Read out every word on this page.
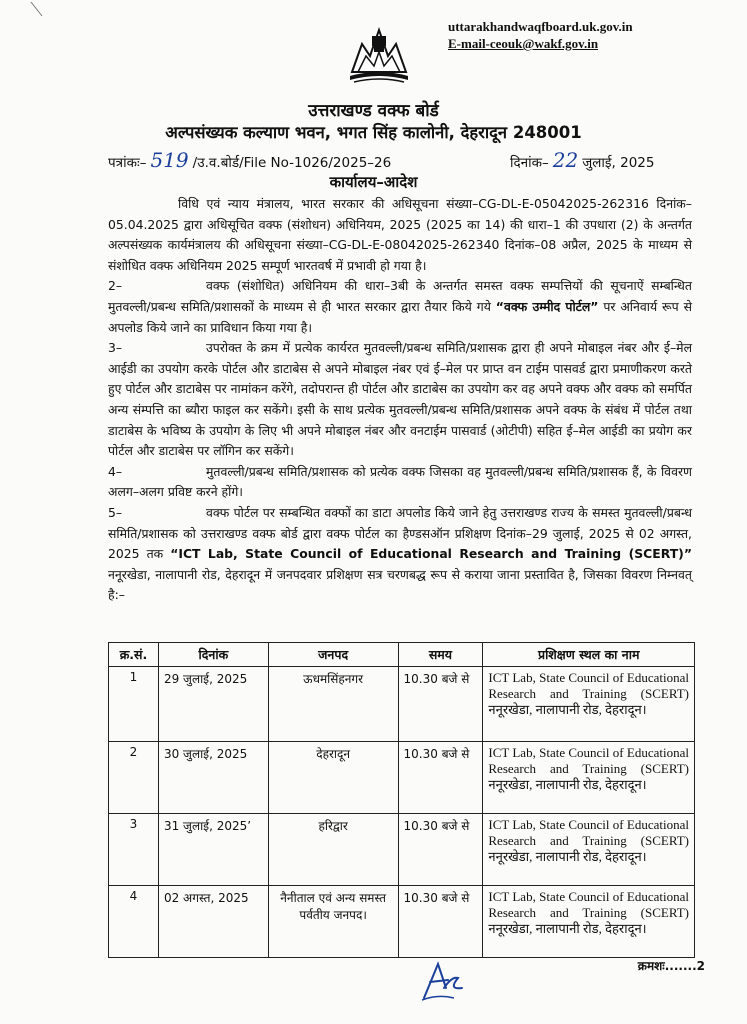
uttarakhandwaqfboard.uk.gov.in
E-mail-ceouk@wakf.gov.in
उत्तराखण्ड वक्फ बोर्ड
अल्पसंख्यक कल्याण भवन, भगत सिंह कालोनी, देहरादून 248001
पत्रांकः– 519 /उ.व.बोर्ड/File No-1026/2025–26	दिनांक– 22 जुलाई, 2025
कार्यालय–आदेश

विधि एवं न्याय मंत्रालय, भारत सरकार की अधिसूचना संख्या–CG-DL-E-05042025-262316 दिनांक–05.04.2025 द्वारा अधिसूचित वक्फ (संशोधन) अधिनियम, 2025 (2025 का 14) की धारा–1 की उपधारा (2) के अन्तर्गत अल्पसंख्यक कार्यमंत्रालय की अधिसूचना संख्या–CG-DL-E-08042025-262340 दिनांक–08 अप्रैल, 2025 के माध्यम से संशोधित वक्फ अधिनियम 2025 सम्पूर्ण भारतवर्ष में प्रभावी हो गया है।

2–	वक्फ (संशोधित) अधिनियम की धारा–3बी के अन्तर्गत समस्त वक्फ सम्पत्तियों की सूचनाऐं सम्बन्धित मुतवल्ली/प्रबन्ध समिति/प्रशासकों के माध्यम से ही भारत सरकार द्वारा तैयार किये गये “वक्फ उम्मीद पोर्टल” पर अनिवार्य रूप से अपलोड किये जाने का प्राविधान किया गया है।

3–	उपरोक्त के क्रम में प्रत्येक कार्यरत मुतवल्ली/प्रबन्ध समिति/प्रशासक द्वारा ही अपने मोबाइल नंबर और ई–मेल आईडी का उपयोग करके पोर्टल और डाटाबेस से अपने मोबाइल नंबर एवं ई–मेल पर प्राप्त वन टाईम पासवर्ड द्वारा प्रमाणीकरण करते हुए पोर्टल और डाटाबेस पर नामांकन करेंगे, तदोपरान्त ही पोर्टल और डाटाबेस का उपयोग कर वह अपने वक्फ और वक्फ को समर्पित अन्य संम्पत्ति का ब्यौरा फाइल कर सकेंगे। इसी के साथ प्रत्येक मुतवल्ली/प्रबन्ध समिति/प्रशासक अपने वक्फ के संबंध में पोर्टल तथा डाटाबेस के भविष्य के उपयोग के लिए भी अपने मोबाइल नंबर और वनटाईम पासवार्ड (ओटीपी) सहित ई–मेल आईडी का प्रयोग कर पोर्टल और डाटाबेस पर लॉगिन कर सकेंगे।

4–	मुतवल्ली/प्रबन्ध समिति/प्रशासक को प्रत्येक वक्फ जिसका वह मुतवल्ली/प्रबन्ध समिति/प्रशासक हैं, के विवरण अलग–अलग प्रविष्ट करने होंगे।

5–	वक्फ पोर्टल पर सम्बन्धित वक्फों का डाटा अपलोड किये जाने हेतु उत्तराखण्ड राज्य के समस्त मुतवल्ली/प्रबन्ध समिति/प्रशासक को उत्तराखण्ड वक्फ बोर्ड द्वारा वक्फ पोर्टल का हैण्डसऑन प्रशिक्षण दिनांक–29 जुलाई, 2025 से 02 अगस्त, 2025 तक “ICT Lab, State Council of Educational Research and Training (SCERT)” ननूरखेडा, नालापानी रोड, देहरादून में जनपदवार प्रशिक्षण सत्र चरणबद्ध रूप से कराया जाना प्रस्तावित है, जिसका विवरण निम्नवत् है:–

क्र.सं.	दिनांक	जनपद	समय	प्रशिक्षण स्थल का नाम
1	29 जुलाई, 2025	ऊधमसिंहनगर	10.30 बजे से	ICT Lab, State Council of Educational Research and Training (SCERT) ननूरखेडा, नालापानी रोड, देहरादून।
2	30 जुलाई, 2025	देहरादून	10.30 बजे से	ICT Lab, State Council of Educational Research and Training (SCERT) ननूरखेडा, नालापानी रोड, देहरादून।
3	31 जुलाई, 2025’	हरिद्वार	10.30 बजे से	ICT Lab, State Council of Educational Research and Training (SCERT) ननूरखेडा, नालापानी रोड, देहरादून।
4	02 अगस्त, 2025	नैनीताल एवं अन्य समस्त पर्वतीय जनपद।	10.30 बजे से	ICT Lab, State Council of Educational Research and Training (SCERT) ननूरखेडा, नालापानी रोड, देहरादून।
क्रमशः.......2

◆ ◆ ◆ ◆ ◆ ◆ ◆

Task
Omit the pictures, and quote the material above exactly as given.

Task response
Read out every word on this page.
uttarakhandwaqfboard.uk.gov.in
E-mail-ceouk@wakf.gov.in
उत्तराखण्ड वक्फ बोर्ड
अल्पसंख्यक कल्याण भवन, भगत सिंह कालोनी, देहरादून 248001
पत्रांकः– 519 /उ.व.बोर्ड/File No-1026/2025–26	दिनांक– 22 जुलाई, 2025
कार्यालय–आदेश

विधि एवं न्याय मंत्रालय, भारत सरकार की अधिसूचना संख्या–CG-DL-E-05042025-262316 दिनांक–05.04.2025 द्वारा अधिसूचित वक्फ (संशोधन) अधिनियम, 2025 (2025 का 14) की धारा–1 की उपधारा (2) के अन्तर्गत अल्पसंख्यक कार्यमंत्रालय की अधिसूचना संख्या–CG-DL-E-08042025-262340 दिनांक–08 अप्रैल, 2025 के माध्यम से संशोधित वक्फ अधिनियम 2025 सम्पूर्ण भारतवर्ष में प्रभावी हो गया है।

2–	वक्फ (संशोधित) अधिनियम की धारा–3बी के अन्तर्गत समस्त वक्फ सम्पत्तियों की सूचनाऐं सम्बन्धित मुतवल्ली/प्रबन्ध समिति/प्रशासकों के माध्यम से ही भारत सरकार द्वारा तैयार किये गये “वक्फ उम्मीद पोर्टल” पर अनिवार्य रूप से अपलोड किये जाने का प्राविधान किया गया है।

3–	उपरोक्त के क्रम में प्रत्येक कार्यरत मुतवल्ली/प्रबन्ध समिति/प्रशासक द्वारा ही अपने मोबाइल नंबर और ई–मेल आईडी का उपयोग करके पोर्टल और डाटाबेस से अपने मोबाइल नंबर एवं ई–मेल पर प्राप्त वन टाईम पासवर्ड द्वारा प्रमाणीकरण करते हुए पोर्टल और डाटाबेस पर नामांकन करेंगे, तदोपरान्त ही पोर्टल और डाटाबेस का उपयोग कर वह अपने वक्फ और वक्फ को समर्पित अन्य संम्पत्ति का ब्यौरा फाइल कर सकेंगे। इसी के साथ प्रत्येक मुतवल्ली/प्रबन्ध समिति/प्रशासक अपने वक्फ के संबंध में पोर्टल तथा डाटाबेस के भविष्य के उपयोग के लिए भी अपने मोबाइल नंबर और वनटाईम पासवार्ड (ओटीपी) सहित ई–मेल आईडी का प्रयोग कर पोर्टल और डाटाबेस पर लॉगिन कर सकेंगे।

4–	मुतवल्ली/प्रबन्ध समिति/प्रशासक को प्रत्येक वक्फ जिसका वह मुतवल्ली/प्रबन्ध समिति/प्रशासक हैं, के विवरण अलग–अलग प्रविष्ट करने होंगे।

5–	वक्फ पोर्टल पर सम्बन्धित वक्फों का डाटा अपलोड किये जाने हेतु उत्तराखण्ड राज्य के समस्त मुतवल्ली/प्रबन्ध समिति/प्रशासक को उत्तराखण्ड वक्फ बोर्ड द्वारा वक्फ पोर्टल का हैण्डसऑन प्रशिक्षण दिनांक–29 जुलाई, 2025 से 02 अगस्त, 2025 तक “ICT Lab, State Council of Educational Research and Training (SCERT)” ननूरखेडा, नालापानी रोड, देहरादून में जनपदवार प्रशिक्षण सत्र चरणबद्ध रूप से कराया जाना प्रस्तावित है, जिसका विवरण निम्नवत् है:–

क्र.सं.	दिनांक	जनपद	समय	प्रशिक्षण स्थल का नाम
1	29 जुलाई, 2025	ऊधमसिंहनगर	10.30 बजे से	ICT Lab, State Council of Educational Research and Training (SCERT) ननूरखेडा, नालापानी रोड, देहरादून।
2	30 जुलाई, 2025	देहरादून	10.30 बजे से	ICT Lab, State Council of Educational Research and Training (SCERT) ननूरखेडा, नालापानी रोड, देहरादून।
3	31 जुलाई, 2025’	हरिद्वार	10.30 बजे से	ICT Lab, State Council of Educational Research and Training (SCERT) ननूरखेडा, नालापानी रोड, देहरादून।
4	02 अगस्त, 2025	नैनीताल एवं अन्य समस्त पर्वतीय जनपद।	10.30 बजे से	ICT Lab, State Council of Educational Research and Training (SCERT) ननूरखेडा, नालापानी रोड, देहरादून।
क्रमशः.......2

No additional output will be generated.